### MATERIAL SUPPLIED
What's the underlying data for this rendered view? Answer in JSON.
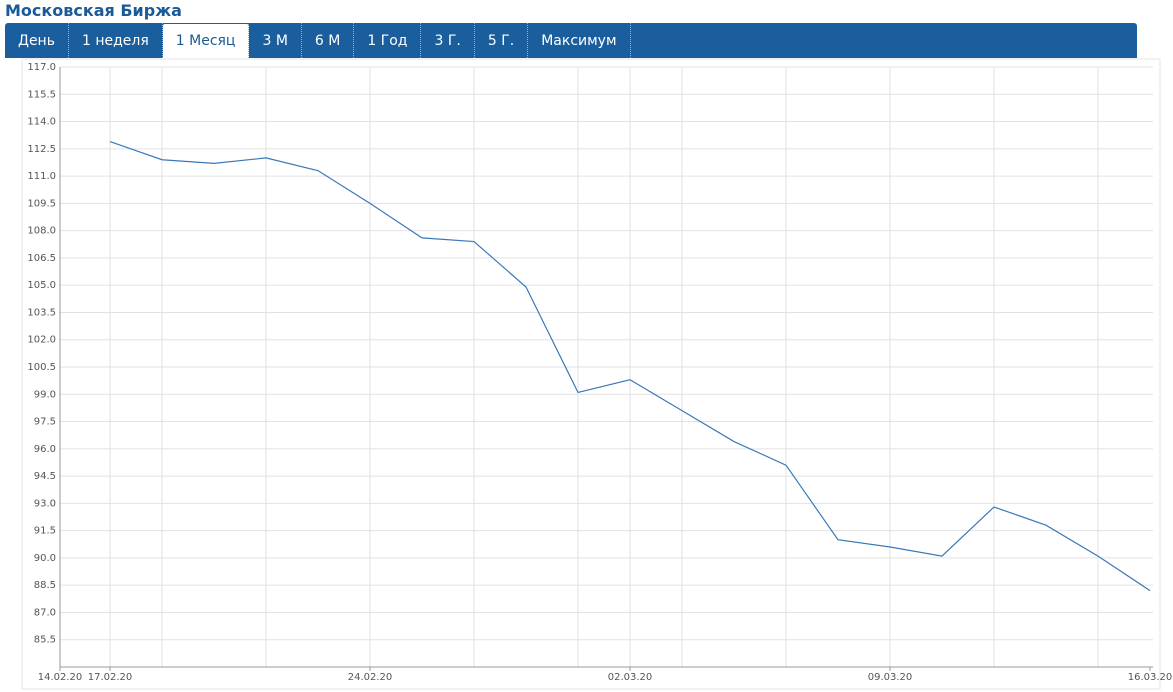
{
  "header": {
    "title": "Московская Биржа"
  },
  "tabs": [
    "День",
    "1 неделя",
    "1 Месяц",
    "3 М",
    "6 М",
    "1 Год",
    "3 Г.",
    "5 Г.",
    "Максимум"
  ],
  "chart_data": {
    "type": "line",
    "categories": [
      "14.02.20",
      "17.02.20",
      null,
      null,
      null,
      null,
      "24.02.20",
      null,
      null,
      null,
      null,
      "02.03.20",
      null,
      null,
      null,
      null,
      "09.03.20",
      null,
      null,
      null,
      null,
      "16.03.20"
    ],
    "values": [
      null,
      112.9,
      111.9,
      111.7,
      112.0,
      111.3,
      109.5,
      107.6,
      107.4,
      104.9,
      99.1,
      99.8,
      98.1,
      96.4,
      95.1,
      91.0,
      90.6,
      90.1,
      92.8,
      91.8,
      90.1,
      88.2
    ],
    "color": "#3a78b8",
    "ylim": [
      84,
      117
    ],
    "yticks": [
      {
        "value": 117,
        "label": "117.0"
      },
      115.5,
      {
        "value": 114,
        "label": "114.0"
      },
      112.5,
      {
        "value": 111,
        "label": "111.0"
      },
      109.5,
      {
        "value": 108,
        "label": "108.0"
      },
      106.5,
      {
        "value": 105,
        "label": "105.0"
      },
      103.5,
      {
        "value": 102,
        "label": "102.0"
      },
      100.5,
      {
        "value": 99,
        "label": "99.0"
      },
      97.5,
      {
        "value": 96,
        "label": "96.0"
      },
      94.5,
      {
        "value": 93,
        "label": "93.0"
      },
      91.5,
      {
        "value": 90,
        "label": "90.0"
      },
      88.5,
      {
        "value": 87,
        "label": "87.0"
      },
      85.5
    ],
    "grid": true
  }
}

### WRITTEN INSTRUCTION
Count each line with "label" in it and report that figure by itself.

### TASK OUTPUT
11